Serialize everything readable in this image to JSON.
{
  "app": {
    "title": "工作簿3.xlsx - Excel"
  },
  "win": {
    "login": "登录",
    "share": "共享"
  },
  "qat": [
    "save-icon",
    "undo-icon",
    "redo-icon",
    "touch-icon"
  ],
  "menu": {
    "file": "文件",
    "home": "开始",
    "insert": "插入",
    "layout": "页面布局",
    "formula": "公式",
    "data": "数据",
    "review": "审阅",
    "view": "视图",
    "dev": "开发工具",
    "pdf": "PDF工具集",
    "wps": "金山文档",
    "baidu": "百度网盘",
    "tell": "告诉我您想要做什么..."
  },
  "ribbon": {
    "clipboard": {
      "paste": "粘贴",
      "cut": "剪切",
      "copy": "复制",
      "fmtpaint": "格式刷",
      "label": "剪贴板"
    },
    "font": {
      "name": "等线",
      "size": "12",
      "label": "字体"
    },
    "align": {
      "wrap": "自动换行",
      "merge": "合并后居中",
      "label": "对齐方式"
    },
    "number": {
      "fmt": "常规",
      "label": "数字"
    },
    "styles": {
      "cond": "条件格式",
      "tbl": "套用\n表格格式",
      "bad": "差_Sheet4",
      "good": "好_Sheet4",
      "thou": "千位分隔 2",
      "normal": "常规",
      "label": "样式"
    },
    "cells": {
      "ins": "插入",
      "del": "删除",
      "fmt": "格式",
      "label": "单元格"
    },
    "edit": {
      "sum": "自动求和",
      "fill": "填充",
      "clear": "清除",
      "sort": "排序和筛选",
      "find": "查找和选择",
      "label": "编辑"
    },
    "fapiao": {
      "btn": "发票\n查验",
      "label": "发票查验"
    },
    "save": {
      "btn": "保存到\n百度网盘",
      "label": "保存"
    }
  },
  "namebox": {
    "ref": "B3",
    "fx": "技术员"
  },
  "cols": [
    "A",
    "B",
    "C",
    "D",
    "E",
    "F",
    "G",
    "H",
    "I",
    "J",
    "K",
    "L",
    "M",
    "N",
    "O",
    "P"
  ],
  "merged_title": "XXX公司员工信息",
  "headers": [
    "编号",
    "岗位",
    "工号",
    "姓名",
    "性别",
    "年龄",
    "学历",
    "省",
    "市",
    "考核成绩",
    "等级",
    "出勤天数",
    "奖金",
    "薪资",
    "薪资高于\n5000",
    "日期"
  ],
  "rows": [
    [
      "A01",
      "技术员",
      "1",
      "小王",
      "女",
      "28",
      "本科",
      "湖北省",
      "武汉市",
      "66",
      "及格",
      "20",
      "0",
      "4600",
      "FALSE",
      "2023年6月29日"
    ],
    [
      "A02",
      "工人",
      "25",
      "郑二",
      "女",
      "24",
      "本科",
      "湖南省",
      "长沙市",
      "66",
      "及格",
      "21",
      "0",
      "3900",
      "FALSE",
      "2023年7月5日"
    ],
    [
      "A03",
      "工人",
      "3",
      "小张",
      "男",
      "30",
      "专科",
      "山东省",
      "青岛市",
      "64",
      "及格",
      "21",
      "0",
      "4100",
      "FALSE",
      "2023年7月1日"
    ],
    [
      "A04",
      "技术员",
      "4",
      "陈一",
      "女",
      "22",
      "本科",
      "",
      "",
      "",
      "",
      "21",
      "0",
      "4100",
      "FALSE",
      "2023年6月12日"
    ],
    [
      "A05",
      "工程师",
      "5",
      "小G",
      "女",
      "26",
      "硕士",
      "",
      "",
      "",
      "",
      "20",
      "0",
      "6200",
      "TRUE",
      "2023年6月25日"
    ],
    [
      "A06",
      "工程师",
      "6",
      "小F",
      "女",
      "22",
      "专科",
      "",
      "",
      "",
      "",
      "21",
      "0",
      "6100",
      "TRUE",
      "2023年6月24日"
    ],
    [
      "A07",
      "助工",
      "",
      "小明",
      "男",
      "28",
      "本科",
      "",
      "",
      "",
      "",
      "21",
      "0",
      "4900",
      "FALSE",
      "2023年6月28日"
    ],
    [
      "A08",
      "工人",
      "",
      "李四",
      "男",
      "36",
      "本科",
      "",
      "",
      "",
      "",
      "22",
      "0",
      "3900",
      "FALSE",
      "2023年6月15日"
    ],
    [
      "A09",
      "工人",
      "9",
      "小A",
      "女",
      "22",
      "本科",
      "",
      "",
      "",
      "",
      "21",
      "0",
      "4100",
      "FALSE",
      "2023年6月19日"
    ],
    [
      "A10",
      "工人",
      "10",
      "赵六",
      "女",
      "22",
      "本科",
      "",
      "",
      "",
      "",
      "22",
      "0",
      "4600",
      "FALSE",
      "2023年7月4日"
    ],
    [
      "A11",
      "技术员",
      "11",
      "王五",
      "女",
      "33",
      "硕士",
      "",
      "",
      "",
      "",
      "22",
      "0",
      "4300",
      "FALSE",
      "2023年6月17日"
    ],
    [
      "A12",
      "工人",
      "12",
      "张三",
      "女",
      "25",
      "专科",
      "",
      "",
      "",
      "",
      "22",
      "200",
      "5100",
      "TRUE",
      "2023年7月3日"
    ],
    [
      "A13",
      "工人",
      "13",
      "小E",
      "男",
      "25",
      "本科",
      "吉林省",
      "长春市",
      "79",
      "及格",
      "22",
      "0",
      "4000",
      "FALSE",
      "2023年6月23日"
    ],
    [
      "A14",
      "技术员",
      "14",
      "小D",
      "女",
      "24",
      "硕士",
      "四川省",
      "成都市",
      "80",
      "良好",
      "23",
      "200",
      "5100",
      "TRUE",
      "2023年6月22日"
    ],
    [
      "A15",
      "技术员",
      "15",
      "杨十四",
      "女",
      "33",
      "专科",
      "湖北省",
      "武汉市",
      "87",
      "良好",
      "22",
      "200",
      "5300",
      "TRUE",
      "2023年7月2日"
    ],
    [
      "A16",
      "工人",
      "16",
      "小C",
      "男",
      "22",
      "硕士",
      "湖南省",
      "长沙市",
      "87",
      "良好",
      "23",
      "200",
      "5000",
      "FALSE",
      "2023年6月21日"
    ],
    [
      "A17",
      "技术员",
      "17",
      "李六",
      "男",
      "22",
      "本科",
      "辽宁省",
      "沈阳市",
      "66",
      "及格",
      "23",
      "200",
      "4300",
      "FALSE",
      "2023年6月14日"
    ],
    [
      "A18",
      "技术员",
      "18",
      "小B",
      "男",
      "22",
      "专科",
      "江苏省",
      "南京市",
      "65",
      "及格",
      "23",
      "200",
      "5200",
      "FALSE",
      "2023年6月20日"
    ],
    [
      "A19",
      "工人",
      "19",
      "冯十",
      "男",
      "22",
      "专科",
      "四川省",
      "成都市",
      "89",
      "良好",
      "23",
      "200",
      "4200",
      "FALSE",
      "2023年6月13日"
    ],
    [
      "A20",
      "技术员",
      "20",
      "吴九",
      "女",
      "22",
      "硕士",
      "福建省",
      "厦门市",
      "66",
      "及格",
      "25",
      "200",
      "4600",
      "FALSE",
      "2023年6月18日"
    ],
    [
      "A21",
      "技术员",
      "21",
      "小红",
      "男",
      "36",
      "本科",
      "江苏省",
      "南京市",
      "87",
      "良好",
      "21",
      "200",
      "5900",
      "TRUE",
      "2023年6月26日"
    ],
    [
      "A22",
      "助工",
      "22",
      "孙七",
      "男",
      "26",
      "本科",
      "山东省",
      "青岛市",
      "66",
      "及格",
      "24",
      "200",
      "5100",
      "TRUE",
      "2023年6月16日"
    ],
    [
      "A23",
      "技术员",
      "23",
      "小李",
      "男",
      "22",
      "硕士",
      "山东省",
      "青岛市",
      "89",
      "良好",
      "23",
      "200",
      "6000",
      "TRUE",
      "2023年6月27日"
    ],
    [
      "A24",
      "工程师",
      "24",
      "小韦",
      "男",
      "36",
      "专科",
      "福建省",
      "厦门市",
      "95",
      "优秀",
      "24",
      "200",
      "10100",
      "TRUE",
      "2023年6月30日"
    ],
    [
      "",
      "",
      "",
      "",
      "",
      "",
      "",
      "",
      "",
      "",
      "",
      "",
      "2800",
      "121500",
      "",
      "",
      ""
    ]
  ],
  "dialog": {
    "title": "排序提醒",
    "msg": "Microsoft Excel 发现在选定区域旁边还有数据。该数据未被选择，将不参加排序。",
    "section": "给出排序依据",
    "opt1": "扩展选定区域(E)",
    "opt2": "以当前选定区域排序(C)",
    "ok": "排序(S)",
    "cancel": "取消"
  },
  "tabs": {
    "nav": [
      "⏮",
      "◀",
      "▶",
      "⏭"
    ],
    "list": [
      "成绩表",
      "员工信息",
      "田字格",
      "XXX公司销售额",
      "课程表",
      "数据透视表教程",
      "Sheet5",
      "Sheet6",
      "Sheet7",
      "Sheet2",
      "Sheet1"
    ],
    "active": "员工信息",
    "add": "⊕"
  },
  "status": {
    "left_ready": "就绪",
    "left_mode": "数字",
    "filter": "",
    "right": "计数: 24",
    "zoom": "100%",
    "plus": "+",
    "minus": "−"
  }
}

::::::

[Given exercise]: Search the data above for the string "Excel" and copy each line that has it.

[Output of the exercise]:
    "title": "工作簿3.xlsx - Excel"
    "msg": "Microsoft Excel 发现在选定区域旁边还有数据。该数据未被选择，将不参加排序。",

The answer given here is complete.